*Work required*: Beginning with the line where "What does this" appears, retype every remaining line of the data below, both the first and last included.

*Extracted records*:
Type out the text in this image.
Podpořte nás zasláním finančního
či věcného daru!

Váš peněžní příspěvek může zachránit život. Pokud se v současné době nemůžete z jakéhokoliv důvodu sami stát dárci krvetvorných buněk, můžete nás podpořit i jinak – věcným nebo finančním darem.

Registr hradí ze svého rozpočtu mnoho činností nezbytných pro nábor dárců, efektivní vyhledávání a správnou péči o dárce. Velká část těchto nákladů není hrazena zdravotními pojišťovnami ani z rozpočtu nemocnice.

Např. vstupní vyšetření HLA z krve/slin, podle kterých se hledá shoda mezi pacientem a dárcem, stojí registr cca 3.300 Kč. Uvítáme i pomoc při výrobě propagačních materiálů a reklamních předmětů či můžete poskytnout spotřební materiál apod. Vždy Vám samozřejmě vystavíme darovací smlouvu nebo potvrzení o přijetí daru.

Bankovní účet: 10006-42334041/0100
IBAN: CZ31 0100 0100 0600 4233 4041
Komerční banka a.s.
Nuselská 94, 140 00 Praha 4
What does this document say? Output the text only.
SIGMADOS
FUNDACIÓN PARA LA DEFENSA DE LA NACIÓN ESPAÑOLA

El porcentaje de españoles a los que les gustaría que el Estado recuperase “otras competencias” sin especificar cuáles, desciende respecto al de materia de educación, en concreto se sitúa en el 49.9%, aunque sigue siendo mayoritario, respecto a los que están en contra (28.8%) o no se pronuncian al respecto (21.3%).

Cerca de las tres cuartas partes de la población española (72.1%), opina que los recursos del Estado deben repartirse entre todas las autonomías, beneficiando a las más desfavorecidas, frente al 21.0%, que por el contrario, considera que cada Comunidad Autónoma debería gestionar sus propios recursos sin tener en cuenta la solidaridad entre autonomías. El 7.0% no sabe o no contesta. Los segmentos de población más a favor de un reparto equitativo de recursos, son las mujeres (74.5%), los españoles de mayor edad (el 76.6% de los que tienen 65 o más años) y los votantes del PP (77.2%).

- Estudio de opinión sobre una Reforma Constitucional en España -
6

*Written answer*:
What does this document say? Output the text only.
SIGMADOS
FUNDACIÓN PARA LA DEFENSA DE LA NACIÓN ESPAÑOLA

El porcentaje de españoles a los que les gustaría que el Estado recuperase “otras competencias” sin especificar cuáles, desciende respecto al de materia de educación, en concreto se sitúa en el 49.9%, aunque sigue siendo mayoritario, respecto a los que están en contra (28.8%) o no se pronuncian al respecto (21.3%).

Cerca de las tres cuartas partes de la población española (72.1%), opina que los recursos del Estado deben repartirse entre todas las autonomías, beneficiando a las más desfavorecidas, frente al 21.0%, que por el contrario, considera que cada Comunidad Autónoma debería gestionar sus propios recursos sin tener en cuenta la solidaridad entre autonomías. El 7.0% no sabe o no contesta. Los segmentos de población más a favor de un reparto equitativo de recursos, son las mujeres (74.5%), los españoles de mayor edad (el 76.6% de los que tienen 65 o más años) y los votantes del PP (77.2%).

- Estudio de opinión sobre una Reforma Constitucional en España -
6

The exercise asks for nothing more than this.